→ **What the task requires**
Give a verbatim quotation of every record.

[Dataset listings of figures]
════════
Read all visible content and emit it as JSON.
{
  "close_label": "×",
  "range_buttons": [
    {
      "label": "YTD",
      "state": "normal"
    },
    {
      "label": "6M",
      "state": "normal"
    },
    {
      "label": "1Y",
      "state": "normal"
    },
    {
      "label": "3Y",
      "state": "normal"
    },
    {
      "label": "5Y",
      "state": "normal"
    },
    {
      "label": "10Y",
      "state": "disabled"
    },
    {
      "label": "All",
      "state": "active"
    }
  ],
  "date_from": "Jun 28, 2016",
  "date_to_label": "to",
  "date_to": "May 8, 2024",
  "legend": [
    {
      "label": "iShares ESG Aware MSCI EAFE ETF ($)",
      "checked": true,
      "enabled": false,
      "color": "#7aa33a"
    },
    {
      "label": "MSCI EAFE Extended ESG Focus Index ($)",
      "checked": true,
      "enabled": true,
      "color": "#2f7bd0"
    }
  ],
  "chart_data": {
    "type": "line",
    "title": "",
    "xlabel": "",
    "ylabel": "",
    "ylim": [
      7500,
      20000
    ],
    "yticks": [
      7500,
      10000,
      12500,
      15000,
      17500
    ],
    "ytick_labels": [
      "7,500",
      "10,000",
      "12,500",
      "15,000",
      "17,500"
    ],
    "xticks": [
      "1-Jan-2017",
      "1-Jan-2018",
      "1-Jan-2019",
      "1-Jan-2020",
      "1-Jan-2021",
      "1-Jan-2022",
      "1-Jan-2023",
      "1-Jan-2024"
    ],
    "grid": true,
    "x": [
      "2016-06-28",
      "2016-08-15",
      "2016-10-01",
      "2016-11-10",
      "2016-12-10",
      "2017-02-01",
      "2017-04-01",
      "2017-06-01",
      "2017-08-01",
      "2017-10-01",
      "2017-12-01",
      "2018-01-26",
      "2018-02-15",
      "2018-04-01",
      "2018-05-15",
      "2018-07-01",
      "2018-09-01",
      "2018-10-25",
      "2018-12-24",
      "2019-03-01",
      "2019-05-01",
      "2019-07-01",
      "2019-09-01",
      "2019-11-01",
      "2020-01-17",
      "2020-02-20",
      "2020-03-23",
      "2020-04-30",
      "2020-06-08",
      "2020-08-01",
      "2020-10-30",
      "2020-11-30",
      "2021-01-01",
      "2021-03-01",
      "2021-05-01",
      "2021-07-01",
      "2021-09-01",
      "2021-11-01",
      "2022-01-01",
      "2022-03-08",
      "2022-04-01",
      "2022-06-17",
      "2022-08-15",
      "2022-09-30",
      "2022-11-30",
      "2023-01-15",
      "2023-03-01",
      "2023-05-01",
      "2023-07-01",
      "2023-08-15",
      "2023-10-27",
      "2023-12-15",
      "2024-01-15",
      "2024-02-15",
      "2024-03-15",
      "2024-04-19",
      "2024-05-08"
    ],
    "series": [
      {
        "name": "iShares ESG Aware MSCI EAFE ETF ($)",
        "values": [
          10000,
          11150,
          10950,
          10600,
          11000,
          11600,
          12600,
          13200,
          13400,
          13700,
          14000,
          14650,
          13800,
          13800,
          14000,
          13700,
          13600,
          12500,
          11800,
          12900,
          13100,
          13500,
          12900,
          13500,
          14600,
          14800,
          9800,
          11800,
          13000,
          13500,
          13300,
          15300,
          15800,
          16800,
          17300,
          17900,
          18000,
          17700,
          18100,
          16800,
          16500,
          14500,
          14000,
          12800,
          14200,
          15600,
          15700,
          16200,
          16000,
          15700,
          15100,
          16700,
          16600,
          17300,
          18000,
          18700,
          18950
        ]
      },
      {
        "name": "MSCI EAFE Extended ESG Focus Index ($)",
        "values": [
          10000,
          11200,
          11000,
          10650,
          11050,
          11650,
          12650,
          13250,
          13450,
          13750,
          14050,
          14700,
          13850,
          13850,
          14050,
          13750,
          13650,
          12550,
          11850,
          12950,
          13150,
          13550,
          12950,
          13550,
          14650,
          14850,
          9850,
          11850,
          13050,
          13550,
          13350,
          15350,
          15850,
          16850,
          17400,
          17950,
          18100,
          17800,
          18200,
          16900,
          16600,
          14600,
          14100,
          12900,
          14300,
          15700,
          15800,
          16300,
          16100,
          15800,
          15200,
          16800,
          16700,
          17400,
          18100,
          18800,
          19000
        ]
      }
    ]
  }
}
════════
→ **Task output**
Read all visible content and emit it as JSON.
{
  "close_label": "×",
  "range_buttons": [
    {
      "label": "YTD",
      "state": "normal"
    },
    {
      "label": "6M",
      "state": "normal"
    },
    {
      "label": "1Y",
      "state": "normal"
    },
    {
      "label": "3Y",
      "state": "normal"
    },
    {
      "label": "5Y",
      "state": "normal"
    },
    {
      "label": "10Y",
      "state": "disabled"
    },
    {
      "label": "All",
      "state": "active"
    }
  ],
  "date_from": "Jun 28, 2016",
  "date_to_label": "to",
  "date_to": "May 8, 2024",
  "legend": [
    {
      "label": "iShares ESG Aware MSCI EAFE ETF ($)",
      "checked": true,
      "enabled": false,
      "color": "#7aa33a"
    },
    {
      "label": "MSCI EAFE Extended ESG Focus Index ($)",
      "checked": true,
      "enabled": true,
      "color": "#2f7bd0"
    }
  ],
  "chart_data": {
    "type": "line",
    "title": "",
    "xlabel": "",
    "ylabel": "",
    "ylim": [
      7500,
      20000
    ],
    "yticks": [
      7500,
      10000,
      12500,
      15000,
      17500
    ],
    "ytick_labels": [
      "7,500",
      "10,000",
      "12,500",
      "15,000",
      "17,500"
    ],
    "xticks": [
      "1-Jan-2017",
      "1-Jan-2018",
      "1-Jan-2019",
      "1-Jan-2020",
      "1-Jan-2021",
      "1-Jan-2022",
      "1-Jan-2023",
      "1-Jan-2024"
    ],
    "grid": true,
    "x": [
      "2016-06-28",
      "2016-08-15",
      "2016-10-01",
      "2016-11-10",
      "2016-12-10",
      "2017-02-01",
      "2017-04-01",
      "2017-06-01",
      "2017-08-01",
      "2017-10-01",
      "2017-12-01",
      "2018-01-26",
      "2018-02-15",
      "2018-04-01",
      "2018-05-15",
      "2018-07-01",
      "2018-09-01",
      "2018-10-25",
      "2018-12-24",
      "2019-03-01",
      "2019-05-01",
      "2019-07-01",
      "2019-09-01",
      "2019-11-01",
      "2020-01-17",
      "2020-02-20",
      "2020-03-23",
      "2020-04-30",
      "2020-06-08",
      "2020-08-01",
      "2020-10-30",
      "2020-11-30",
      "2021-01-01",
      "2021-03-01",
      "2021-05-01",
      "2021-07-01",
      "2021-09-01",
      "2021-11-01",
      "2022-01-01",
      "2022-03-08",
      "2022-04-01",
      "2022-06-17",
      "2022-08-15",
      "2022-09-30",
      "2022-11-30",
      "2023-01-15",
      "2023-03-01",
      "2023-05-01",
      "2023-07-01",
      "2023-08-15",
      "2023-10-27",
      "2023-12-15",
      "2024-01-15",
      "2024-02-15",
      "2024-03-15",
      "2024-04-19",
      "2024-05-08"
    ],
    "series": [
      {
        "name": "iShares ESG Aware MSCI EAFE ETF ($)",
        "values": [
          10000,
          11150,
          10950,
          10600,
          11000,
          11600,
          12600,
          13200,
          13400,
          13700,
          14000,
          14650,
          13800,
          13800,
          14000,
          13700,
          13600,
          12500,
          11800,
          12900,
          13100,
          13500,
          12900,
          13500,
          14600,
          14800,
          9800,
          11800,
          13000,
          13500,
          13300,
          15300,
          15800,
          16800,
          17300,
          17900,
          18000,
          17700,
          18100,
          16800,
          16500,
          14500,
          14000,
          12800,
          14200,
          15600,
          15700,
          16200,
          16000,
          15700,
          15100,
          16700,
          16600,
          17300,
          18000,
          18700,
          18950
        ]
      },
      {
        "name": "MSCI EAFE Extended ESG Focus Index ($)",
        "values": [
          10000,
          11200,
          11000,
          10650,
          11050,
          11650,
          12650,
          13250,
          13450,
          13750,
          14050,
          14700,
          13850,
          13850,
          14050,
          13750,
          13650,
          12550,
          11850,
          12950,
          13150,
          13550,
          12950,
          13550,
          14650,
          14850,
          9850,
          11850,
          13050,
          13550,
          13350,
          15350,
          15850,
          16850,
          17400,
          17950,
          18100,
          17800,
          18200,
          16900,
          16600,
          14600,
          14100,
          12900,
          14300,
          15700,
          15800,
          16300,
          16100,
          15800,
          15200,
          16800,
          16700,
          17400,
          18100,
          18800,
          19000
        ]
      }
    ]
  }
}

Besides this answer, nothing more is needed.